§ Data to process
···

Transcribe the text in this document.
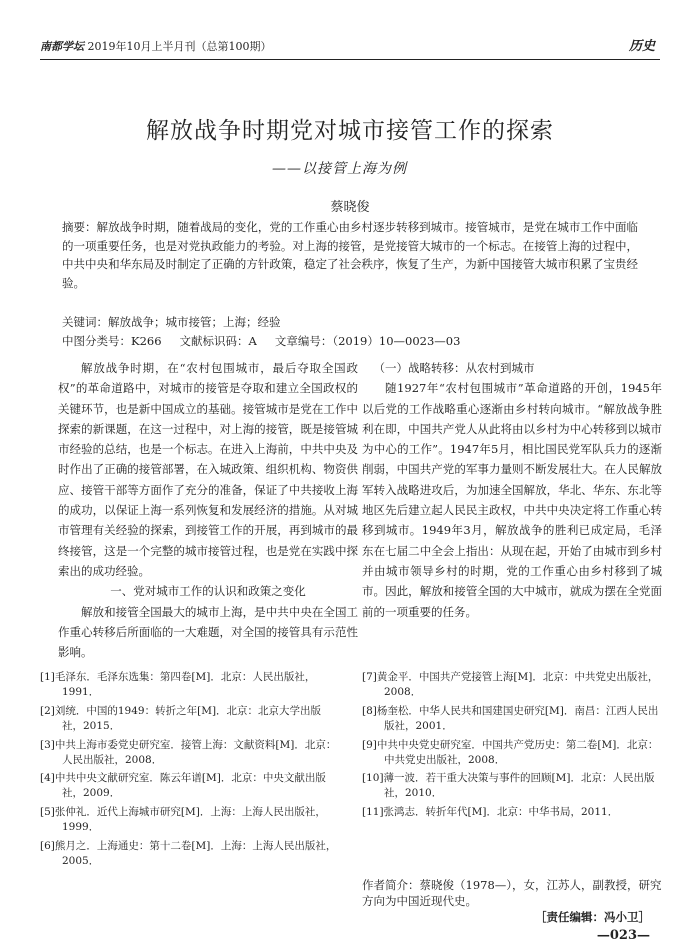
南都学坛 2019年10月上半月刊（总第100期）	历史
解放战争时期党对城市接管工作的探索
——以接管上海为例
蔡晓俊
摘要：解放战争时期，随着战局的变化，党的工作重心由乡村逐步转移到城市。接管城市，是党在城市工作中面临的一项重要任务，也是对党执政能力的考验。对上海的接管，是党接管大城市的一个标志。在接管上海的过程中，中共中央和华东局及时制定了正确的方针政策，稳定了社会秩序，恢复了生产，为新中国接管大城市积累了宝贵经验。
关键词：解放战争；城市接管；上海；经验
中图分类号：K266 文献标识码：A 文章编号：（2019）10—0023—03

解放战争时期，在“农村包围城市，最后夺取全国政权”的革命道路中，对城市的接管是夺取和建立全国政权的关键环节，也是新中国成立的基础。接管城市是党在工作中探索的新课题，在这一过程中，对上海的接管，既是接管城市经验的总结，也是一个标志。在进入上海前，中共中央及时作出了正确的接管部署，在入城政策、组织机构、物资供应、接管干部等方面作了充分的准备，保证了中共接收上海的成功，以保证上海一系列恢复和发展经济的措施。从对城市管理有关经验的探索，到接管工作的开展，再到城市的最终接管，这是一个完整的城市接管过程，也是党在实践中探索出的成功经验。

一、党对城市工作的认识和政策之变化

解放和接管全国最大的城市上海，是中共中央在全国工作重心转移后所面临的一大难题，对全国的接管具有示范性影响。

（一）战略转移：从农村到城市

随1927年“农村包围城市”革命道路的开创，1945年以后党的工作战略重心逐渐由乡村转向城市。“解放战争胜利在即，中国共产党人从此将由以乡村为中心转移到以城市为中心的工作”。1947年5月，相比国民党军队兵力的逐渐削弱，中国共产党的军事力量则不断发展壮大。在人民解放军转入战略进攻后，为加速全国解放，华北、华东、东北等地区先后建立起人民民主政权，中共中央决定将工作重心转移到城市。1949年3月，解放战争的胜利已成定局，毛泽东在七届二中全会上指出：从现在起，开始了由城市到乡村并由城市领导乡村的时期，党的工作重心由乡村移到了城市。因此，解放和接管全国的大中城市，就成为摆在全党面前的一项重要的任务。

[1]毛泽东．毛泽东选集：第四卷[M]．北京：人民出版社，1991．
[2]刘统．中国的1949：转折之年[M]．北京：北京大学出版社，2015．
[3]中共上海市委党史研究室．接管上海：文献资料[M]．北京：人民出版社，2008．
[4]中共中央文献研究室．陈云年谱[M]．北京：中央文献出版社，2009．
[5]张仲礼．近代上海城市研究[M]．上海：上海人民出版社，1999．
[6]熊月之．上海通史：第十二卷[M]．上海：上海人民出版社，2005．
[7]黄金平．中国共产党接管上海[M]．北京：中共党史出版社，2008．
[8]杨奎松．中华人民共和国建国史研究[M]．南昌：江西人民出版社，2001．
[9]中共中央党史研究室．中国共产党历史：第二卷[M]．北京：中共党史出版社，2008．
[10]薄一波．若干重大决策与事件的回顾[M]．北京：人民出版社，2010．
[11]张鸿志．转折年代[M]．北京：中华书局，2011．
作者简介：蔡晓俊（1978—），女，江苏人，副教授，研究方向为中国近现代史。
［责任编辑：冯小卫］
—023—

···

§ Request
Work out the number of lines in this listing that include the word "对上海的接管". Reply with that number only.

§ Answer to this exercise
2